* _Task goal_:
Find and copy lines holding "operación".

____________

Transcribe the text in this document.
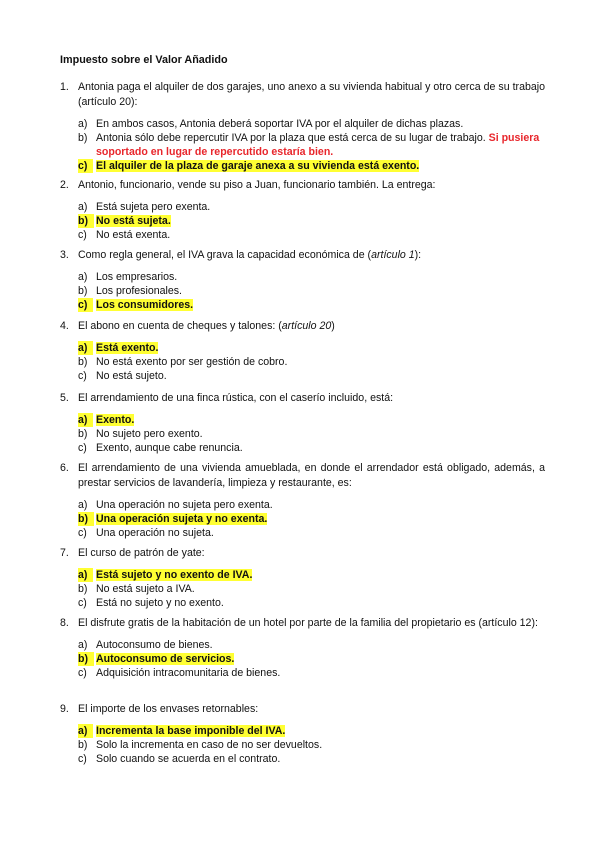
Impuesto sobre el Valor Añadido
1. Antonia paga el alquiler de dos garajes, uno anexo a su vivienda habitual y otro cerca de su trabajo (artículo 20):
a) En ambos casos, Antonia deberá soportar IVA por el alquiler de dichas plazas.
b) Antonia sólo debe repercutir IVA por la plaza que está cerca de su lugar de trabajo. Si pusiera soportado en lugar de repercutido estaría bien.
c) El alquiler de la plaza de garaje anexa a su vivienda está exento.
2. Antonio, funcionario, vende su piso a Juan, funcionario también. La entrega:
a) Está sujeta pero exenta.
b) No está sujeta.
c) No está exenta.
3. Como regla general, el IVA grava la capacidad económica de (artículo 1):
a) Los empresarios.
b) Los profesionales.
c) Los consumidores.
4. El abono en cuenta de cheques y talones: (artículo 20)
a) Está exento.
b) No está exento por ser gestión de cobro.
c) No está sujeto.
5. El arrendamiento de una finca rústica, con el caserío incluido, está:
a) Exento.
b) No sujeto pero exento.
c) Exento, aunque cabe renuncia.
6. El arrendamiento de una vivienda amueblada, en donde el arrendador está obligado, además, a prestar servicios de lavandería, limpieza y restaurante, es:
a) Una operación no sujeta pero exenta.
b) Una operación sujeta y no exenta.
c) Una operación no sujeta.
7. El curso de patrón de yate:
a) Está sujeto y no exento de IVA.
b) No está sujeto a IVA.
c) Está no sujeto y no exento.
8. El disfrute gratis de la habitación de un hotel por parte de la familia del propietario es (artículo 12):
a) Autoconsumo de bienes.
b) Autoconsumo de servicios.
c) Adquisición intracomunitaria de bienes.
9. El importe de los envases retornables:
a) Incrementa la base imponible del IVA.
b) Solo la incrementa en caso de no ser devueltos.
c) Solo cuando se acuerda en el contrato.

____________

* _Answer for the task_:
a) Una operación no sujeta pero exenta.
b) Una operación sujeta y no exenta.
c) Una operación no sujeta.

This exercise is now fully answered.